## GIVEN ENTRIES
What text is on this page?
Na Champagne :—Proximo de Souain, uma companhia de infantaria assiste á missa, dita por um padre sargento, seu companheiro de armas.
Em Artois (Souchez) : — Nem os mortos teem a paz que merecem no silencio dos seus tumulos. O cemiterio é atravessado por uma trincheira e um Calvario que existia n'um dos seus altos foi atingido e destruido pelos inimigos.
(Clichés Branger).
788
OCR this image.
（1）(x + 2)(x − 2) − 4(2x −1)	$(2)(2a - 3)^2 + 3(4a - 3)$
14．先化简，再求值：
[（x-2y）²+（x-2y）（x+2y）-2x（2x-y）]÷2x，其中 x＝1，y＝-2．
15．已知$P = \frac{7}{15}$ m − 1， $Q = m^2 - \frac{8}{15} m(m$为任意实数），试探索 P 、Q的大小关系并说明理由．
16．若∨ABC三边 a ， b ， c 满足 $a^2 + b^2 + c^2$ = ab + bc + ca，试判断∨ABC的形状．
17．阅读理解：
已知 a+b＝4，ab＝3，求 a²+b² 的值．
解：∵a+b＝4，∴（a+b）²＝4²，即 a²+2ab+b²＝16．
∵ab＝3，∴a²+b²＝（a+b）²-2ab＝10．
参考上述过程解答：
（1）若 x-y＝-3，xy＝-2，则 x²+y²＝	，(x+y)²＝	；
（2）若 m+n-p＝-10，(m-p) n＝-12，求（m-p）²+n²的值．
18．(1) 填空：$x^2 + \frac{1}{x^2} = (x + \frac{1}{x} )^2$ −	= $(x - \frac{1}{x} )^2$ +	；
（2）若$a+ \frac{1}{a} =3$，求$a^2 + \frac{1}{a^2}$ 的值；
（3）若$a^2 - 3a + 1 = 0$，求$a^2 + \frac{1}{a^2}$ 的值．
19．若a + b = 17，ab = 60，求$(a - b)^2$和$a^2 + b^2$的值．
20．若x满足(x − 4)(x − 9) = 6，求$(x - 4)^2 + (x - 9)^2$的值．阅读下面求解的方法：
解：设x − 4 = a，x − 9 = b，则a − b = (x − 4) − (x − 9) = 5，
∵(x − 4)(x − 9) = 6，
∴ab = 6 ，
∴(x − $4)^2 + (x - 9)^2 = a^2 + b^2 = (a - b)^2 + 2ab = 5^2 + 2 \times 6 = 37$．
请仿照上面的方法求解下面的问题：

## WHAT YOU NEED TO DO
Copy every line above in which the string "frac" shows up.

## COMPLETED TASK
15．已知$P = \frac{7}{15}$ m − 1， $Q = m^2 - \frac{8}{15} m(m$为任意实数），试探索 P 、Q的大小关系并说明理由．
18．(1) 填空：$x^2 + \frac{1}{x^2} = (x + \frac{1}{x} )^2$ −	= $(x - \frac{1}{x} )^2$ +	；
（2）若$a+ \frac{1}{a} =3$，求$a^2 + \frac{1}{a^2}$ 的值；
（3）若$a^2 - 3a + 1 = 0$，求$a^2 + \frac{1}{a^2}$ 的值．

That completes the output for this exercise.